§ **What is needed**: Read the data and repeat it in full, exactly.

§ **Source material**:
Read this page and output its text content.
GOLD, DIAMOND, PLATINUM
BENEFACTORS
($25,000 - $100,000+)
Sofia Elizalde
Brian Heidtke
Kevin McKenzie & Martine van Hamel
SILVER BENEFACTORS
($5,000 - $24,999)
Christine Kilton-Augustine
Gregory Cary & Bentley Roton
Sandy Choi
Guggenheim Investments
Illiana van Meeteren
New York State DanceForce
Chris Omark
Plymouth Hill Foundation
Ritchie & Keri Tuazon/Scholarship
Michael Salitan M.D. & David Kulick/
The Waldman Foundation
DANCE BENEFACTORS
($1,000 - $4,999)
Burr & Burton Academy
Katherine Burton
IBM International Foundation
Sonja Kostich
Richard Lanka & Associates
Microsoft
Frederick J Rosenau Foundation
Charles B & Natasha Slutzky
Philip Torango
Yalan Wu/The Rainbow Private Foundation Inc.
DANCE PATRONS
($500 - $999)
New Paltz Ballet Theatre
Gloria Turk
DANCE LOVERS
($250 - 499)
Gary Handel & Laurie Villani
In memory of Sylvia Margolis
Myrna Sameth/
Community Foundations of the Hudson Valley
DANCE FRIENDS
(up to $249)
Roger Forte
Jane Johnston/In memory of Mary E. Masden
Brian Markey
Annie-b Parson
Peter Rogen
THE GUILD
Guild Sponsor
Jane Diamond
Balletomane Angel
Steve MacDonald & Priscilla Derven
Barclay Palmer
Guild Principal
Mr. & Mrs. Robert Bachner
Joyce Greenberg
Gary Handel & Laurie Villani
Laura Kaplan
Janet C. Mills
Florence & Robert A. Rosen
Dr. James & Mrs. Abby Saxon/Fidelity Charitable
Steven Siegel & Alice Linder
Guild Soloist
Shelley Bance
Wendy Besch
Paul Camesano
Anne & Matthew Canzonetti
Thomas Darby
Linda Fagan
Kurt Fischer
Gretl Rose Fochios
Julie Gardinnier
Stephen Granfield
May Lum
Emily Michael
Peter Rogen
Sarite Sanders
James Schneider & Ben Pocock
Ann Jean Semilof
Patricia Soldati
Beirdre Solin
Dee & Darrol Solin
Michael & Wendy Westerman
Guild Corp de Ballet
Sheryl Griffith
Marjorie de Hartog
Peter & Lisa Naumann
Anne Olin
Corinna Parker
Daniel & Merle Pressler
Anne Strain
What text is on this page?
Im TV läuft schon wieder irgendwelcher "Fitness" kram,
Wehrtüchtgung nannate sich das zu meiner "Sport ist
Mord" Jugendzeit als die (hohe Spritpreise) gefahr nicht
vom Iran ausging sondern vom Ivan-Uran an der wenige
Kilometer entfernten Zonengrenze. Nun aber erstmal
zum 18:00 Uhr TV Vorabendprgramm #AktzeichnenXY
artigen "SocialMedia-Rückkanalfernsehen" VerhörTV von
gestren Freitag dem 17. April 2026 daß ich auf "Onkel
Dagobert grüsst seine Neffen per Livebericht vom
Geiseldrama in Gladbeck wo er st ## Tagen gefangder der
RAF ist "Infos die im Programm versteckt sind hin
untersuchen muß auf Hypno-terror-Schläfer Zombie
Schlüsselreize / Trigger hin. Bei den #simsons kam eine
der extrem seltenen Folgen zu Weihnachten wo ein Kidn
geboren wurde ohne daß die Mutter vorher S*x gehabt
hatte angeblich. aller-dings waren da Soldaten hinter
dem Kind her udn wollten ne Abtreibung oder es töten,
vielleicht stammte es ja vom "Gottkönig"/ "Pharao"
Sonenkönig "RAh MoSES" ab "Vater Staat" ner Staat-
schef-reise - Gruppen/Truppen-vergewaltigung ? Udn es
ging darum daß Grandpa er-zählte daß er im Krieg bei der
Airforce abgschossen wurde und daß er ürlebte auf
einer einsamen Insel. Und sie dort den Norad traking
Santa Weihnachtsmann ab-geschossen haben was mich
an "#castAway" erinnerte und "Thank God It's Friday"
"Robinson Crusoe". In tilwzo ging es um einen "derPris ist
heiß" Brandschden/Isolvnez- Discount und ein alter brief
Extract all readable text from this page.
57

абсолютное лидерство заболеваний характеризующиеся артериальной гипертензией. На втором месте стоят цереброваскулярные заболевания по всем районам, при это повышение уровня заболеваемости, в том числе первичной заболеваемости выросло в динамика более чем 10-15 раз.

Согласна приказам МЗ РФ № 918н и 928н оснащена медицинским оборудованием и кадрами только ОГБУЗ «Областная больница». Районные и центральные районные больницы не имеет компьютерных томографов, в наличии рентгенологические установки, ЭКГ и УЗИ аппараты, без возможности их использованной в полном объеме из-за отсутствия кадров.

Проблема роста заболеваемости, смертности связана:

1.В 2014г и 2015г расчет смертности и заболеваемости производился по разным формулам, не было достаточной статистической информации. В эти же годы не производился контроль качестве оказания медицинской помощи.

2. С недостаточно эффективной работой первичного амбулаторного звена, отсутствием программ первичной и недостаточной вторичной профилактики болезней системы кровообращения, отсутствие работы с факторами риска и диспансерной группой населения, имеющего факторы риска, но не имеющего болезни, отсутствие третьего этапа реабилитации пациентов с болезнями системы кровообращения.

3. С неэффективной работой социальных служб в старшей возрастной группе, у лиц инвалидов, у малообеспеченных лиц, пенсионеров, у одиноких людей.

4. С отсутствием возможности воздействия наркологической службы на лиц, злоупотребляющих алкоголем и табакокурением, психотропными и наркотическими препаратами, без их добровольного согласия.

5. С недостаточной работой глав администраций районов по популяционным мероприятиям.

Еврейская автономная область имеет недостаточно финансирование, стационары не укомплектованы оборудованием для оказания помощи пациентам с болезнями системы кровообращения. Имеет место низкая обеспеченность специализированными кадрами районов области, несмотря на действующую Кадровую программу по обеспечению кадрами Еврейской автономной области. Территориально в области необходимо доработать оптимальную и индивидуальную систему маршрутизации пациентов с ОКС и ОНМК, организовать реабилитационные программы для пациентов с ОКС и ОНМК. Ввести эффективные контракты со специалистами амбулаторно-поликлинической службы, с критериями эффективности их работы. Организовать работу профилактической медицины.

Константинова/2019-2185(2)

§ **Worked answer**:
Read this page and output its text content.
GOLD, DIAMOND, PLATINUM
BENEFACTORS
($25,000 - $100,000+)
Sofia Elizalde
Brian Heidtke
Kevin McKenzie & Martine van Hamel
SILVER BENEFACTORS
($5,000 - $24,999)
Christine Kilton-Augustine
Gregory Cary & Bentley Roton
Sandy Choi
Guggenheim Investments
Illiana van Meeteren
New York State DanceForce
Chris Omark
Plymouth Hill Foundation
Ritchie & Keri Tuazon/Scholarship
Michael Salitan M.D. & David Kulick/
The Waldman Foundation
DANCE BENEFACTORS
($1,000 - $4,999)
Burr & Burton Academy
Katherine Burton
IBM International Foundation
Sonja Kostich
Richard Lanka & Associates
Microsoft
Frederick J Rosenau Foundation
Charles B & Natasha Slutzky
Philip Torango
Yalan Wu/The Rainbow Private Foundation Inc.
DANCE PATRONS
($500 - $999)
New Paltz Ballet Theatre
Gloria Turk
DANCE LOVERS
($250 - 499)
Gary Handel & Laurie Villani
In memory of Sylvia Margolis
Myrna Sameth/
Community Foundations of the Hudson Valley
DANCE FRIENDS
(up to $249)
Roger Forte
Jane Johnston/In memory of Mary E. Masden
Brian Markey
Annie-b Parson
Peter Rogen
THE GUILD
Guild Sponsor
Jane Diamond
Balletomane Angel
Steve MacDonald & Priscilla Derven
Barclay Palmer
Guild Principal
Mr. & Mrs. Robert Bachner
Joyce Greenberg
Gary Handel & Laurie Villani
Laura Kaplan
Janet C. Mills
Florence & Robert A. Rosen
Dr. James & Mrs. Abby Saxon/Fidelity Charitable
Steven Siegel & Alice Linder
Guild Soloist
Shelley Bance
Wendy Besch
Paul Camesano
Anne & Matthew Canzonetti
Thomas Darby
Linda Fagan
Kurt Fischer
Gretl Rose Fochios
Julie Gardinnier
Stephen Granfield
May Lum
Emily Michael
Peter Rogen
Sarite Sanders
James Schneider & Ben Pocock
Ann Jean Semilof
Patricia Soldati
Beirdre Solin
Dee & Darrol Solin
Michael & Wendy Westerman
Guild Corp de Ballet
Sheryl Griffith
Marjorie de Hartog
Peter & Lisa Naumann
Anne Olin
Corinna Parker
Daniel & Merle Pressler
Anne Strain
What text is on this page?
Im TV läuft schon wieder irgendwelcher "Fitness" kram,
Wehrtüchtgung nannate sich das zu meiner "Sport ist
Mord" Jugendzeit als die (hohe Spritpreise) gefahr nicht
vom Iran ausging sondern vom Ivan-Uran an der wenige
Kilometer entfernten Zonengrenze. Nun aber erstmal
zum 18:00 Uhr TV Vorabendprgramm #AktzeichnenXY
artigen "SocialMedia-Rückkanalfernsehen" VerhörTV von
gestren Freitag dem 17. April 2026 daß ich auf "Onkel
Dagobert grüsst seine Neffen per Livebericht vom
Geiseldrama in Gladbeck wo er st ## Tagen gefangder der
RAF ist "Infos die im Programm versteckt sind hin
untersuchen muß auf Hypno-terror-Schläfer Zombie
Schlüsselreize / Trigger hin. Bei den #simsons kam eine
der extrem seltenen Folgen zu Weihnachten wo ein Kidn
geboren wurde ohne daß die Mutter vorher S*x gehabt
hatte angeblich. aller-dings waren da Soldaten hinter
dem Kind her udn wollten ne Abtreibung oder es töten,
vielleicht stammte es ja vom "Gottkönig"/ "Pharao"
Sonenkönig "RAh MoSES" ab "Vater Staat" ner Staat-
schef-reise - Gruppen/Truppen-vergewaltigung ? Udn es
ging darum daß Grandpa er-zählte daß er im Krieg bei der
Airforce abgschossen wurde und daß er ürlebte auf
einer einsamen Insel. Und sie dort den Norad traking
Santa Weihnachtsmann ab-geschossen haben was mich
an "#castAway" erinnerte und "Thank God It's Friday"
"Robinson Crusoe". In tilwzo ging es um einen "derPris ist
heiß" Brandschden/Isolvnez- Discount und ein alter brief
Extract all readable text from this page.
57

абсолютное лидерство заболеваний характеризующиеся артериальной гипертензией. На втором месте стоят цереброваскулярные заболевания по всем районам, при это повышение уровня заболеваемости, в том числе первичной заболеваемости выросло в динамика более чем 10-15 раз.

Согласна приказам МЗ РФ № 918н и 928н оснащена медицинским оборудованием и кадрами только ОГБУЗ «Областная больница». Районные и центральные районные больницы не имеет компьютерных томографов, в наличии рентгенологические установки, ЭКГ и УЗИ аппараты, без возможности их использованной в полном объеме из-за отсутствия кадров.

Проблема роста заболеваемости, смертности связана:

1.В 2014г и 2015г расчет смертности и заболеваемости производился по разным формулам, не было достаточной статистической информации. В эти же годы не производился контроль качестве оказания медицинской помощи.

2. С недостаточно эффективной работой первичного амбулаторного звена, отсутствием программ первичной и недостаточной вторичной профилактики болезней системы кровообращения, отсутствие работы с факторами риска и диспансерной группой населения, имеющего факторы риска, но не имеющего болезни, отсутствие третьего этапа реабилитации пациентов с болезнями системы кровообращения.

3. С неэффективной работой социальных служб в старшей возрастной группе, у лиц инвалидов, у малообеспеченных лиц, пенсионеров, у одиноких людей.

4. С отсутствием возможности воздействия наркологической службы на лиц, злоупотребляющих алкоголем и табакокурением, психотропными и наркотическими препаратами, без их добровольного согласия.

5. С недостаточной работой глав администраций районов по популяционным мероприятиям.

Еврейская автономная область имеет недостаточно финансирование, стационары не укомплектованы оборудованием для оказания помощи пациентам с болезнями системы кровообращения. Имеет место низкая обеспеченность специализированными кадрами районов области, несмотря на действующую Кадровую программу по обеспечению кадрами Еврейской автономной области. Территориально в области необходимо доработать оптимальную и индивидуальную систему маршрутизации пациентов с ОКС и ОНМК, организовать реабилитационные программы для пациентов с ОКС и ОНМК. Ввести эффективные контракты со специалистами амбулаторно-поликлинической службы, с критериями эффективности их работы. Организовать работу профилактической медицины.

Константинова/2019-2185(2)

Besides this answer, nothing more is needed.